= What is asked =
Among the lines below, list those containing the string "Ground".

Data entries for graphics:
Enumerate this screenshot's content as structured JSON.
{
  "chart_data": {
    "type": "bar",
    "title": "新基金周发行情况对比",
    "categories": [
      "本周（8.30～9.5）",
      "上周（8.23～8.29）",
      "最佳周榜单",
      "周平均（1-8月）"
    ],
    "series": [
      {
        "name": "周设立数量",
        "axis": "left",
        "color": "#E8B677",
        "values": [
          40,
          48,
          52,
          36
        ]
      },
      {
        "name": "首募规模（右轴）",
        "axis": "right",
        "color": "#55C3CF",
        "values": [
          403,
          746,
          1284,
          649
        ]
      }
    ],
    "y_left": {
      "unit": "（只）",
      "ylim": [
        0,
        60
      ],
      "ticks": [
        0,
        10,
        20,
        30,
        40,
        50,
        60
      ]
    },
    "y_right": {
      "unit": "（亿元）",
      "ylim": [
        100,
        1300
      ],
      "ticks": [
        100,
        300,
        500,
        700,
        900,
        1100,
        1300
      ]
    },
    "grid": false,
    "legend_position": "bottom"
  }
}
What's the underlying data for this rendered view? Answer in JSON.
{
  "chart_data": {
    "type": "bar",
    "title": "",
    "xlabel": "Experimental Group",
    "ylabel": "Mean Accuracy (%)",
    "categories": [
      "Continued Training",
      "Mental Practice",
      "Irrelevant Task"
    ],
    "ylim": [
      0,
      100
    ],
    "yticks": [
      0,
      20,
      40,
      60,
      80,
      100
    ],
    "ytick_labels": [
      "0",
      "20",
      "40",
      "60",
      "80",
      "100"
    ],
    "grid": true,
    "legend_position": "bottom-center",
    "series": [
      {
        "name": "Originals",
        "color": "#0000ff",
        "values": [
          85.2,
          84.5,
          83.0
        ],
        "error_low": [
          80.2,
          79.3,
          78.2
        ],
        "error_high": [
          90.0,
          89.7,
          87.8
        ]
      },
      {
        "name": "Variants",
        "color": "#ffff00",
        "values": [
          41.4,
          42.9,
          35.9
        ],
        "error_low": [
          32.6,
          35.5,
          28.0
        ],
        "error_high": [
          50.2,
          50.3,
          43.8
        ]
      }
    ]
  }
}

---

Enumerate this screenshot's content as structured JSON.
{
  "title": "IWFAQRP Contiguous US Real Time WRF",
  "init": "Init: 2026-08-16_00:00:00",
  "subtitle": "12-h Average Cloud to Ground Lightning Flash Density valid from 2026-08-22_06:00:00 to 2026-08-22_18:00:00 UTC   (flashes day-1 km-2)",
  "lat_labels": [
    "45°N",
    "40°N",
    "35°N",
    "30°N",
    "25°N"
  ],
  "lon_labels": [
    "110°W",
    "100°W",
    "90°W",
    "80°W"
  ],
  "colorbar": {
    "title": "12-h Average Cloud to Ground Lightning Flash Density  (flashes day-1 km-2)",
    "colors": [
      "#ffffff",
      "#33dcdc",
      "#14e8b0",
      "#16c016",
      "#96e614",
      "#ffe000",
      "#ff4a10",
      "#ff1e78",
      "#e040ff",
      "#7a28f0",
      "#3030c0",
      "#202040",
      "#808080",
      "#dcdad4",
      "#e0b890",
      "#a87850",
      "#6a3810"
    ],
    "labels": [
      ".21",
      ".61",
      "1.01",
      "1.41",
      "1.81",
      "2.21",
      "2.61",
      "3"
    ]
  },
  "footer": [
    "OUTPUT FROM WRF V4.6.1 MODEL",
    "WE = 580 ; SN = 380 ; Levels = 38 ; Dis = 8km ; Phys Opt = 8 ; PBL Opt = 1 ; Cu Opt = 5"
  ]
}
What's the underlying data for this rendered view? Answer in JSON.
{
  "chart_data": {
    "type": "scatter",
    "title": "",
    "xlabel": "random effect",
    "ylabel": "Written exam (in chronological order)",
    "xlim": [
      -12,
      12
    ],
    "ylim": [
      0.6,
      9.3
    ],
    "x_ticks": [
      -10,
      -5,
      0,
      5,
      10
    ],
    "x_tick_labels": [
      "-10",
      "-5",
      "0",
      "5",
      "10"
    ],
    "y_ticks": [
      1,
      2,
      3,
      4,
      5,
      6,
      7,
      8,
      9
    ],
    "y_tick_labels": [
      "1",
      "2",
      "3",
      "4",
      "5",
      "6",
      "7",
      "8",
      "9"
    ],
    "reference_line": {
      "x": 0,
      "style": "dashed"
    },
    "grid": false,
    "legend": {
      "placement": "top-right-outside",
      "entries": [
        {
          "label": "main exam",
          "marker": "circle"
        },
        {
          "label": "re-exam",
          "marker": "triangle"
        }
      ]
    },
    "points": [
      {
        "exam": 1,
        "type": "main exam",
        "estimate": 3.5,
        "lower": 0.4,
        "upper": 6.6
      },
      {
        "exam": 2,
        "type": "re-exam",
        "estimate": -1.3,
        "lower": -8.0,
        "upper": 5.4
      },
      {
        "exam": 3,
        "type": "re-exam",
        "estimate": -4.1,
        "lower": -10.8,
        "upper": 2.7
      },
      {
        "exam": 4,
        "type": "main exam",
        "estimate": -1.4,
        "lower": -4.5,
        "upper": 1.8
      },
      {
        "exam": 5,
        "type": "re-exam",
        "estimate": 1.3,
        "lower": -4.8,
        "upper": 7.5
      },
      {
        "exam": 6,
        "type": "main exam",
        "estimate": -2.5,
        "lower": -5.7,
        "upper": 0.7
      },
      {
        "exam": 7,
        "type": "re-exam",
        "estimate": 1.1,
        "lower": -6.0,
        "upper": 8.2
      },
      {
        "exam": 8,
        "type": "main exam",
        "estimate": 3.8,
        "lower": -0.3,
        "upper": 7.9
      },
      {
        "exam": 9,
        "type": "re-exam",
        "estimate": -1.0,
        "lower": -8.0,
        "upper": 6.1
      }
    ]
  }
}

= Task response =
  "subtitle": "12-h Average Cloud to Ground Lightning Flash Density valid from 2026-08-22_06:00:00 to 2026-08-22_18:00:00 UTC   (flashes day-1 km-2)",
    "title": "12-h Average Cloud to Ground Lightning Flash Density  (flashes day-1 km-2)",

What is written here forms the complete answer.